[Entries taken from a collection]
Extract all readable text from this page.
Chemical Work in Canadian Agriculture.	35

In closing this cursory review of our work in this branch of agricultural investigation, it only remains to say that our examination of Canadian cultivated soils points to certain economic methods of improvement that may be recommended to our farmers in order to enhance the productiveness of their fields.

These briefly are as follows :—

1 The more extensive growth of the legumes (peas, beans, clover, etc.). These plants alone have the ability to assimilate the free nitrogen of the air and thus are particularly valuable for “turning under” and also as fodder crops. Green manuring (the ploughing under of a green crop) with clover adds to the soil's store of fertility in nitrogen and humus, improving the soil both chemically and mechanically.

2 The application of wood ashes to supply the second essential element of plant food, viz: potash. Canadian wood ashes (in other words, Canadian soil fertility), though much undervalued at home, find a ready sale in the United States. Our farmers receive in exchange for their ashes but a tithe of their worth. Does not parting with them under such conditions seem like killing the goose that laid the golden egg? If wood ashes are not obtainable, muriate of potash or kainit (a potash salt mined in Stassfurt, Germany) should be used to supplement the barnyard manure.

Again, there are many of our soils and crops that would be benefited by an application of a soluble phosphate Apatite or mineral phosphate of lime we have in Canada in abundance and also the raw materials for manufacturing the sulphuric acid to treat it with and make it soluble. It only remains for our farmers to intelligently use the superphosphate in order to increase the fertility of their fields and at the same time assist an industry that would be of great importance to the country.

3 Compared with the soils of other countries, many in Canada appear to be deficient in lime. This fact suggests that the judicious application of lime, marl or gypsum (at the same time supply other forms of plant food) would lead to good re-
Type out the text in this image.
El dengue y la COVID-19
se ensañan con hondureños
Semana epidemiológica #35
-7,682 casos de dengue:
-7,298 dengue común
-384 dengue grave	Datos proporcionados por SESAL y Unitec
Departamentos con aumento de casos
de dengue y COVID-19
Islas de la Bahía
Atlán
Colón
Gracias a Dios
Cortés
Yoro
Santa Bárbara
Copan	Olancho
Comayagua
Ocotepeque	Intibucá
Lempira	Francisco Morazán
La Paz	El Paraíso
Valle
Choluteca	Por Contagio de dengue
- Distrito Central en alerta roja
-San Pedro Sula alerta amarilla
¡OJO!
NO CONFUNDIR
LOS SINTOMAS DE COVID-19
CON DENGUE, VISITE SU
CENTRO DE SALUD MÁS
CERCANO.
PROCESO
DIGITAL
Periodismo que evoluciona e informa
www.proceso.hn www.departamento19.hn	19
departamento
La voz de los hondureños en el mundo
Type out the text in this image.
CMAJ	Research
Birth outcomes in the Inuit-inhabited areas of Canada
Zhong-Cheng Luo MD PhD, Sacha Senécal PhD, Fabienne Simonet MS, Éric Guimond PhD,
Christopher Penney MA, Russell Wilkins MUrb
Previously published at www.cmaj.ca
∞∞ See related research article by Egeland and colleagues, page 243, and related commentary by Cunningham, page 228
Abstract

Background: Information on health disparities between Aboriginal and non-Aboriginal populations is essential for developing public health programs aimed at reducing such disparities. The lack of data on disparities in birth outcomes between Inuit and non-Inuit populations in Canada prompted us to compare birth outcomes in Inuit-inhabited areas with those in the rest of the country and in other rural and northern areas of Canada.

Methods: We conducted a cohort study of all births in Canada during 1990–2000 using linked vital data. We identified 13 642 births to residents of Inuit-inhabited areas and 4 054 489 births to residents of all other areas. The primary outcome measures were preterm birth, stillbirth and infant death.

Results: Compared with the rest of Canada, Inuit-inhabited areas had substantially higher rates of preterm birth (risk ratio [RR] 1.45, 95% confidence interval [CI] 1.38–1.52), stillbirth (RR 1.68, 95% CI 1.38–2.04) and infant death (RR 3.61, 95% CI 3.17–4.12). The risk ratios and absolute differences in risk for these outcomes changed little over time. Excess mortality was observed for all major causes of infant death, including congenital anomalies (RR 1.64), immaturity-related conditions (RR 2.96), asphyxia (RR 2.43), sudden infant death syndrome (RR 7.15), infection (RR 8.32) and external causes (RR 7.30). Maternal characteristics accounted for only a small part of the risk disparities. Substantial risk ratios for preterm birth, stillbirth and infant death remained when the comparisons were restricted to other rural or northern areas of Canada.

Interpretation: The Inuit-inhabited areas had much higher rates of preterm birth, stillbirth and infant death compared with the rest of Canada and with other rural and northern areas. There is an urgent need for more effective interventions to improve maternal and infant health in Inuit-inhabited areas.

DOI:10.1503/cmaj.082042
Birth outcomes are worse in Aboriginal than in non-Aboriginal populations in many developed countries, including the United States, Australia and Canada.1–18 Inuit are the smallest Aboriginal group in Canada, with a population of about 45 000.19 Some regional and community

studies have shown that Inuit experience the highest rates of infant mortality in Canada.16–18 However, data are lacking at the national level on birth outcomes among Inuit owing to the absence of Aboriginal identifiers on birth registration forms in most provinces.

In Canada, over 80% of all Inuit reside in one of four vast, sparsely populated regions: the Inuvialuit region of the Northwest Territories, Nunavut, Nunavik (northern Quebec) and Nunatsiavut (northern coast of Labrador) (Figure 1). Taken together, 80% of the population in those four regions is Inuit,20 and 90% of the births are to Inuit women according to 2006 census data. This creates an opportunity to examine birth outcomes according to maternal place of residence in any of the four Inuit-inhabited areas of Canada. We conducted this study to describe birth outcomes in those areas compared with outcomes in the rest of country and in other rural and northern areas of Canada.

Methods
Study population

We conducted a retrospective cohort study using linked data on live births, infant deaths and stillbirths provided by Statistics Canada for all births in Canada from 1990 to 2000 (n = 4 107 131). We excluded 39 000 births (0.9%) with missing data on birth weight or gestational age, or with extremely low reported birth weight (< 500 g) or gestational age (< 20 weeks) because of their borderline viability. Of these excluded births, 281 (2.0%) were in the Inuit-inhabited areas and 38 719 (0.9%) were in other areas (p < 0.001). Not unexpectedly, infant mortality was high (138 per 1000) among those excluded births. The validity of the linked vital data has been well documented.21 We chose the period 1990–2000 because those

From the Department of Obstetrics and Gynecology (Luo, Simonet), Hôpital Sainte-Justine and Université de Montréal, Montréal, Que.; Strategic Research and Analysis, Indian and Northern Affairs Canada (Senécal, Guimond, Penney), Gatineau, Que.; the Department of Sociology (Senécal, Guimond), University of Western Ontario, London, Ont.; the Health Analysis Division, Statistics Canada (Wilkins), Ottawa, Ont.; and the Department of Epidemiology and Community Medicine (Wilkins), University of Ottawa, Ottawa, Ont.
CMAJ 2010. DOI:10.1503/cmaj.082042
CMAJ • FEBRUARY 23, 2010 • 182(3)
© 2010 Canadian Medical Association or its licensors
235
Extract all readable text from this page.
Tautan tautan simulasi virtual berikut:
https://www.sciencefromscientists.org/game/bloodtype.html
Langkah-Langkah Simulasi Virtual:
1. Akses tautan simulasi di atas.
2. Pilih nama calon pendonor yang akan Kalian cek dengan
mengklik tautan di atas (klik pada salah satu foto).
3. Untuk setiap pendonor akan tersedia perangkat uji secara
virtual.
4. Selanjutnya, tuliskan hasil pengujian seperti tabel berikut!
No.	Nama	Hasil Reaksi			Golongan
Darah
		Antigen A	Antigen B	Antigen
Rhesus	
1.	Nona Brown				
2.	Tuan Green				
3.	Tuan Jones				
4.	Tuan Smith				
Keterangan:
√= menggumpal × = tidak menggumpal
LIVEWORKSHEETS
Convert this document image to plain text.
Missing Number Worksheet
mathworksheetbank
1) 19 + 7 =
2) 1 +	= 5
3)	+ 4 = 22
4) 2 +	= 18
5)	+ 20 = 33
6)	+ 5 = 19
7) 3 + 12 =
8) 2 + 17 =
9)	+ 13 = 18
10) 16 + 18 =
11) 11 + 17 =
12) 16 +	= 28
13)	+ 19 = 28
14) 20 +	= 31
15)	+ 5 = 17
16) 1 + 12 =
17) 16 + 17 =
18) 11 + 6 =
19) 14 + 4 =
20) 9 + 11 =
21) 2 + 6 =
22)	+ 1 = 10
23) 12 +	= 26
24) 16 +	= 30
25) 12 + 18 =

— TASK OBJECTIVE —
Which lines above hold the word "akan"? Copy each of them.

— FULL OUTPUT —
2. Pilih nama calon pendonor yang akan Kalian cek dengan
3. Untuk setiap pendonor akan tersedia perangkat uji secara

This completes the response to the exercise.